**Collected data**
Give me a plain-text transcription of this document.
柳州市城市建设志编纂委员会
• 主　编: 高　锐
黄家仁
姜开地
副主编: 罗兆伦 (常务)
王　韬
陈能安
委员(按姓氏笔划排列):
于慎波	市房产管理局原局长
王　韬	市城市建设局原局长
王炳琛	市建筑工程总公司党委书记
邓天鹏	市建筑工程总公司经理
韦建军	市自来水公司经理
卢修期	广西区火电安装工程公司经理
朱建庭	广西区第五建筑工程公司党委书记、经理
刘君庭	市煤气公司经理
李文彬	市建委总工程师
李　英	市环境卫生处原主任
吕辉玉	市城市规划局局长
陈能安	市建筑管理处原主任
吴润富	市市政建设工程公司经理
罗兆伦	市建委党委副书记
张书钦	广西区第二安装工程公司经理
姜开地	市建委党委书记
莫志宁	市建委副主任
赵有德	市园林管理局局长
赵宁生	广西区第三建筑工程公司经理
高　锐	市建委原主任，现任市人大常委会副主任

**Job**
Quote each line of the data above exactly as written.

**Complete output**
Give me a plain-text transcription of this document.
柳州市城市建设志编纂委员会
• 主　编: 高　锐
黄家仁
姜开地
副主编: 罗兆伦 (常务)
王　韬
陈能安
委员(按姓氏笔划排列):
于慎波	市房产管理局原局长
王　韬	市城市建设局原局长
王炳琛	市建筑工程总公司党委书记
邓天鹏	市建筑工程总公司经理
韦建军	市自来水公司经理
卢修期	广西区火电安装工程公司经理
朱建庭	广西区第五建筑工程公司党委书记、经理
刘君庭	市煤气公司经理
李文彬	市建委总工程师
李　英	市环境卫生处原主任
吕辉玉	市城市规划局局长
陈能安	市建筑管理处原主任
吴润富	市市政建设工程公司经理
罗兆伦	市建委党委副书记
张书钦	广西区第二安装工程公司经理
姜开地	市建委党委书记
莫志宁	市建委副主任
赵有德	市园林管理局局长
赵宁生	广西区第三建筑工程公司经理
高　锐	市建委原主任，现任市人大常委会副主任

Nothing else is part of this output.